■ **Problem**:
Filter the records below for the word "enggau". Copy each line that holds it.
━━━━━ Data excerpts
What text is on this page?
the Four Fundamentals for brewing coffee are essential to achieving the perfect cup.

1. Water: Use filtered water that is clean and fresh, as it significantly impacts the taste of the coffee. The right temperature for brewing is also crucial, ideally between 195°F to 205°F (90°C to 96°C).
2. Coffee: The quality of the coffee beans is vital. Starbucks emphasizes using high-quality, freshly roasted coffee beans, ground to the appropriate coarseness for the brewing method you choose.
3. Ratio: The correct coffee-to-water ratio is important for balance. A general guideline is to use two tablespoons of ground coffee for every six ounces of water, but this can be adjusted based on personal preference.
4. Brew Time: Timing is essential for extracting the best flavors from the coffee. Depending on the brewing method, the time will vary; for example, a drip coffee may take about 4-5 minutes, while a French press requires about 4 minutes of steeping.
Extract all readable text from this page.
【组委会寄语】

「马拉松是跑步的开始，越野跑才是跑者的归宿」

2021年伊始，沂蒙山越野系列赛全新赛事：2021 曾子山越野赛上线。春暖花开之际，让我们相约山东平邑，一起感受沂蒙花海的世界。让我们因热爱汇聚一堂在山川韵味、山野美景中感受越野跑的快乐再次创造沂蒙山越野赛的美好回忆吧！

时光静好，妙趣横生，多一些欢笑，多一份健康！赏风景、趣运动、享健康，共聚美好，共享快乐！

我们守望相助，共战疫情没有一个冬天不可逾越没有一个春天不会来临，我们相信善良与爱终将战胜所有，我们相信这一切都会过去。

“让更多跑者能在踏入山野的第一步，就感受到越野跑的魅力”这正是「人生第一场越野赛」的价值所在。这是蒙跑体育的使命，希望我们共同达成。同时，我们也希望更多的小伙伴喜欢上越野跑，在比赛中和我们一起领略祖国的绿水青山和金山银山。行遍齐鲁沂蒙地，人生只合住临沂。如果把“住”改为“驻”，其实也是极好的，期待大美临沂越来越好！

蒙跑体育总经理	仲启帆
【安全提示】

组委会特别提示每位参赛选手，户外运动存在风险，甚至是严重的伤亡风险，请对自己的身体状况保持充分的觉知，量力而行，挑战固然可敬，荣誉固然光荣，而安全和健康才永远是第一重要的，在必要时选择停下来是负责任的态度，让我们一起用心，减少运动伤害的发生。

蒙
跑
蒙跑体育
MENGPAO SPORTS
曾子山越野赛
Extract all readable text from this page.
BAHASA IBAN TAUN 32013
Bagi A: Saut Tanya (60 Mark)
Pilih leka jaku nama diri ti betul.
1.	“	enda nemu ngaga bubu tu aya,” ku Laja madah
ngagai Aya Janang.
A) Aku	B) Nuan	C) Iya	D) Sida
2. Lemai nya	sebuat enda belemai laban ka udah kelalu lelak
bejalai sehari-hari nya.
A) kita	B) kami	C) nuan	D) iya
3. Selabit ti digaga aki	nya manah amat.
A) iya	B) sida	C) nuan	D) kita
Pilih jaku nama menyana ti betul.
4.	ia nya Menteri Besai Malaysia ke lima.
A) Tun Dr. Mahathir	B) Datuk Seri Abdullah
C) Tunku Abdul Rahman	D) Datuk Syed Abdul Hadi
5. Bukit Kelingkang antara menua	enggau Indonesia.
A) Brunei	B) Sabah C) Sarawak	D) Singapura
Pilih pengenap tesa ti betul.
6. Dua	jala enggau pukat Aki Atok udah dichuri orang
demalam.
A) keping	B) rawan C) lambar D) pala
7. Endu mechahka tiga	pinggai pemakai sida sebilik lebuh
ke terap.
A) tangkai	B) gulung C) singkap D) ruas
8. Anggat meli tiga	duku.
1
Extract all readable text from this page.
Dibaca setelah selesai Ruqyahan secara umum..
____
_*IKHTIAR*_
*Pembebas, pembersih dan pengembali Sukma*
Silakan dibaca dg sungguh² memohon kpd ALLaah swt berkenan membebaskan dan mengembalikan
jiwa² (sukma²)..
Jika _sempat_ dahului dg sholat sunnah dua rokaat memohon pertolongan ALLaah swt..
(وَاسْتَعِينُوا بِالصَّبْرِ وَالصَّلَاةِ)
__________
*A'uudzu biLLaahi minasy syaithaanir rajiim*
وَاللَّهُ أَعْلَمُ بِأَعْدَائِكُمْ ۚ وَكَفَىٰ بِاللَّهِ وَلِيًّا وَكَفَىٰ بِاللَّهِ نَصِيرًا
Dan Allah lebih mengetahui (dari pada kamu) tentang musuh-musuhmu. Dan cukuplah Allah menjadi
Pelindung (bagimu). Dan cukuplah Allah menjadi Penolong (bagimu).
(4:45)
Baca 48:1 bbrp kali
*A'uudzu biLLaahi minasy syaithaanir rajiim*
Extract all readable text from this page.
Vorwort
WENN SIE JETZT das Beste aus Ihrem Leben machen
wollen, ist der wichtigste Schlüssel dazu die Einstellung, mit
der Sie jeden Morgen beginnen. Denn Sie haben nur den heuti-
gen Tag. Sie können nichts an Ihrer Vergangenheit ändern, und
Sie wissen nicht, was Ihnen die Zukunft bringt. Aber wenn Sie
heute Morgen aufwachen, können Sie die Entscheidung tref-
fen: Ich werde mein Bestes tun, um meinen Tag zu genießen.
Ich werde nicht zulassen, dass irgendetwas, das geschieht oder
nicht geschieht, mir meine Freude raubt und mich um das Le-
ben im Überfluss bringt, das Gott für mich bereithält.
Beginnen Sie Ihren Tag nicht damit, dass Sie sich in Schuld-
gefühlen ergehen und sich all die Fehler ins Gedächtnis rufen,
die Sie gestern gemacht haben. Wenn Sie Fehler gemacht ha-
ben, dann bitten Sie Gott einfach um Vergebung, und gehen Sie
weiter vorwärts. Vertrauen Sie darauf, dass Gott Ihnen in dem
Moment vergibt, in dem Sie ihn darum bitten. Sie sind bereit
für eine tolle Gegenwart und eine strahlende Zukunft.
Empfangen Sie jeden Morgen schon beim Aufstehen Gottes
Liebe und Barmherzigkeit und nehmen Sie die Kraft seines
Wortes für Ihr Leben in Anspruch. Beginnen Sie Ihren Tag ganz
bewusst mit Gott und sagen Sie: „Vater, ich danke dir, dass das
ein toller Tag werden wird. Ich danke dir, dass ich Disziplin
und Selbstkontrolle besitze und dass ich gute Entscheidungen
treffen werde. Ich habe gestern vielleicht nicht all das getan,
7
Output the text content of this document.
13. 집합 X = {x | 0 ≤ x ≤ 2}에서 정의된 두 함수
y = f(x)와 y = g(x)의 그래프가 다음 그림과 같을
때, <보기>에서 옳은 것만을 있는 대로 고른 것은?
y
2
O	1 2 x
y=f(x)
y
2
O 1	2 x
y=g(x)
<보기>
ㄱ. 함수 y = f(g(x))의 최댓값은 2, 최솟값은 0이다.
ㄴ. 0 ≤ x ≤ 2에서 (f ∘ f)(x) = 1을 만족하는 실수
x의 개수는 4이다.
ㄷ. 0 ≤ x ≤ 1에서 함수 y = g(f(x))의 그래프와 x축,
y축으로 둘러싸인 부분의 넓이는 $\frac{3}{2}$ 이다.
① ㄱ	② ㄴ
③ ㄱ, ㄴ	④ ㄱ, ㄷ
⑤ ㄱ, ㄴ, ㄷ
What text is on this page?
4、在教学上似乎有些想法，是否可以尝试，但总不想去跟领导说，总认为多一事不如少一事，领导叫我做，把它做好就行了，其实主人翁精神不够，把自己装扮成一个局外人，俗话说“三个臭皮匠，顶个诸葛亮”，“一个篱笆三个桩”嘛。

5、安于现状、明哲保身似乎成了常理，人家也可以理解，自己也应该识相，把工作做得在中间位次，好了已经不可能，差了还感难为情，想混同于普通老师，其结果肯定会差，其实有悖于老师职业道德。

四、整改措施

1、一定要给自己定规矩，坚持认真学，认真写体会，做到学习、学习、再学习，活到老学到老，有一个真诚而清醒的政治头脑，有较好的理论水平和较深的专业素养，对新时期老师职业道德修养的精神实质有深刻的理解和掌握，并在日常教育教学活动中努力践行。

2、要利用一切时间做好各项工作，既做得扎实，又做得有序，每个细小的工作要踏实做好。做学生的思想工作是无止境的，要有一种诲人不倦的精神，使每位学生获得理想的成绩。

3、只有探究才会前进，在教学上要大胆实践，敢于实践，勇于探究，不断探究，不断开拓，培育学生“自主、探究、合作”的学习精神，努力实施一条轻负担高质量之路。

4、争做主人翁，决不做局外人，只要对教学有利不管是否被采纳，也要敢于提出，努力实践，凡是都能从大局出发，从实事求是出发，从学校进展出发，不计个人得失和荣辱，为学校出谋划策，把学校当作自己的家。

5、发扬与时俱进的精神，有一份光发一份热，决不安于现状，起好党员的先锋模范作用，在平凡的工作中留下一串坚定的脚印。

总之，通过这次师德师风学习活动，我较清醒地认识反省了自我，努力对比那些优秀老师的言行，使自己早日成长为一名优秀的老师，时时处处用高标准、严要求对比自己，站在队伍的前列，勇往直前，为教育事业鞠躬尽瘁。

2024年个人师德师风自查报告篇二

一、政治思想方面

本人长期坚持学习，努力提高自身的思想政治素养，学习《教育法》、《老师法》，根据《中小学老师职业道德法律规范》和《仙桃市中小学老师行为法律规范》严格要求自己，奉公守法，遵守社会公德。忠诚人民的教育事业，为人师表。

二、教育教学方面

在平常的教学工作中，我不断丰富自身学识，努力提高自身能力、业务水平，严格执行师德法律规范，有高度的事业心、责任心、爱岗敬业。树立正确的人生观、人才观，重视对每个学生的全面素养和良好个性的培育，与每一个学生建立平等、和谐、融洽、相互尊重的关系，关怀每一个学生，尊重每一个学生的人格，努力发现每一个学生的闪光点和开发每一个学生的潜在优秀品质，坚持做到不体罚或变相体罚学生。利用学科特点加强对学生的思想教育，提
━━━━━━━━━━
■ **Result of the task**:
5. Bukit Kelingkang antara menua	enggau Indonesia.
6. Dua	jala enggau pukat Aki Atok udah dichuri orang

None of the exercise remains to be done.